▸ **Aim of the task**
Give the data below again exactly as written, without its pictures.

--- START Raw data ---

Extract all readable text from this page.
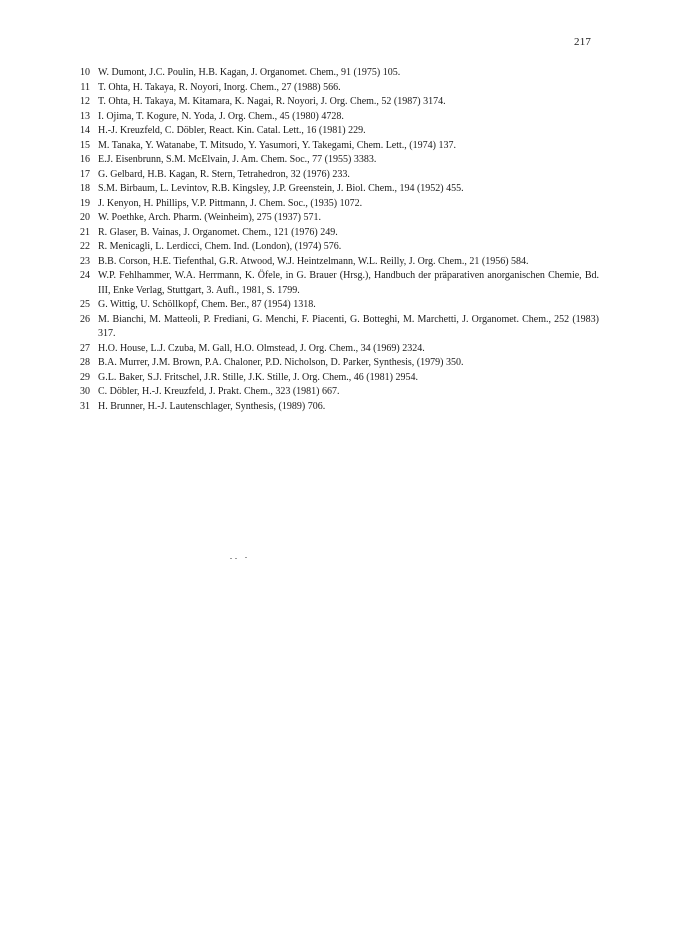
217
10 W. Dumont, J.C. Poulin, H.B. Kagan, J. Organomet. Chem., 91 (1975) 105.
11 T. Ohta, H. Takaya, R. Noyori, Inorg. Chem., 27 (1988) 566.
12 T. Ohta, H. Takaya, M. Kitamara, K. Nagai, R. Noyori, J. Org. Chem., 52 (1987) 3174.
13 I. Ojima, T. Kogure, N. Yoda, J. Org. Chem., 45 (1980) 4728.
14 H.-J. Kreuzfeld, C. Döbler, React. Kin. Catal. Lett., 16 (1981) 229.
15 M. Tanaka, Y. Watanabe, T. Mitsudo, Y. Yasumori, Y. Takegami, Chem. Lett., (1974) 137.
16 E.J. Eisenbrunn, S.M. McElvain, J. Am. Chem. Soc., 77 (1955) 3383.
17 G. Gelbard, H.B. Kagan, R. Stern, Tetrahedron, 32 (1976) 233.
18 S.M. Birbaum, L. Levintov, R.B. Kingsley, J.P. Greenstein, J. Biol. Chem., 194 (1952) 455.
19 J. Kenyon, H. Phillips, V.P. Pittmann, J. Chem. Soc., (1935) 1072.
20 W. Poethke, Arch. Pharm. (Weinheim), 275 (1937) 571.
21 R. Glaser, B. Vainas, J. Organomet. Chem., 121 (1976) 249.
22 R. Menicagli, L. Lerdicci, Chem. Ind. (London), (1974) 576.
23 B.B. Corson, H.E. Tiefenthal, G.R. Atwood, W.J. Heintzelmann, W.L. Reilly, J. Org. Chem., 21 (1956) 584.
24 W.P. Fehlhammer, W.A. Herrmann, K. Öfele, in G. Brauer (Hrsg.), Handbuch der präparativen anorganischen Chemie, Bd. III, Enke Verlag, Stuttgart, 3. Aufl., 1981, S. 1799.
25 G. Wittig, U. Schöllkopf, Chem. Ber., 87 (1954) 1318.
26 M. Bianchi, M. Matteoli, P. Frediani, G. Menchi, F. Piacenti, G. Botteghi, M. Marchetti, J. Organomet. Chem., 252 (1983) 317.
27 H.O. House, L.J. Czuba, M. Gall, H.O. Olmstead, J. Org. Chem., 34 (1969) 2324.
28 B.A. Murrer, J.M. Brown, P.A. Chaloner, P.D. Nicholson, D. Parker, Synthesis, (1979) 350.
29 G.L. Baker, S.J. Fritschel, J.R. Stille, J.K. Stille, J. Org. Chem., 46 (1981) 2954.
30 C. Döbler, H.-J. Kreuzfeld, J. Prakt. Chem., 323 (1981) 667.
31 H. Brunner, H.-J. Lautenschlager, Synthesis, (1989) 706.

--- END Raw data ---

▸ **Reply**
Extract all readable text from this page.
217
10 W. Dumont, J.C. Poulin, H.B. Kagan, J. Organomet. Chem., 91 (1975) 105.
11 T. Ohta, H. Takaya, R. Noyori, Inorg. Chem., 27 (1988) 566.
12 T. Ohta, H. Takaya, M. Kitamara, K. Nagai, R. Noyori, J. Org. Chem., 52 (1987) 3174.
13 I. Ojima, T. Kogure, N. Yoda, J. Org. Chem., 45 (1980) 4728.
14 H.-J. Kreuzfeld, C. Döbler, React. Kin. Catal. Lett., 16 (1981) 229.
15 M. Tanaka, Y. Watanabe, T. Mitsudo, Y. Yasumori, Y. Takegami, Chem. Lett., (1974) 137.
16 E.J. Eisenbrunn, S.M. McElvain, J. Am. Chem. Soc., 77 (1955) 3383.
17 G. Gelbard, H.B. Kagan, R. Stern, Tetrahedron, 32 (1976) 233.
18 S.M. Birbaum, L. Levintov, R.B. Kingsley, J.P. Greenstein, J. Biol. Chem., 194 (1952) 455.
19 J. Kenyon, H. Phillips, V.P. Pittmann, J. Chem. Soc., (1935) 1072.
20 W. Poethke, Arch. Pharm. (Weinheim), 275 (1937) 571.
21 R. Glaser, B. Vainas, J. Organomet. Chem., 121 (1976) 249.
22 R. Menicagli, L. Lerdicci, Chem. Ind. (London), (1974) 576.
23 B.B. Corson, H.E. Tiefenthal, G.R. Atwood, W.J. Heintzelmann, W.L. Reilly, J. Org. Chem., 21 (1956) 584.
24 W.P. Fehlhammer, W.A. Herrmann, K. Öfele, in G. Brauer (Hrsg.), Handbuch der präparativen anorganischen Chemie, Bd. III, Enke Verlag, Stuttgart, 3. Aufl., 1981, S. 1799.
25 G. Wittig, U. Schöllkopf, Chem. Ber., 87 (1954) 1318.
26 M. Bianchi, M. Matteoli, P. Frediani, G. Menchi, F. Piacenti, G. Botteghi, M. Marchetti, J. Organomet. Chem., 252 (1983) 317.
27 H.O. House, L.J. Czuba, M. Gall, H.O. Olmstead, J. Org. Chem., 34 (1969) 2324.
28 B.A. Murrer, J.M. Brown, P.A. Chaloner, P.D. Nicholson, D. Parker, Synthesis, (1979) 350.
29 G.L. Baker, S.J. Fritschel, J.R. Stille, J.K. Stille, J. Org. Chem., 46 (1981) 2954.
30 C. Döbler, H.-J. Kreuzfeld, J. Prakt. Chem., 323 (1981) 667.
31 H. Brunner, H.-J. Lautenschlager, Synthesis, (1989) 706.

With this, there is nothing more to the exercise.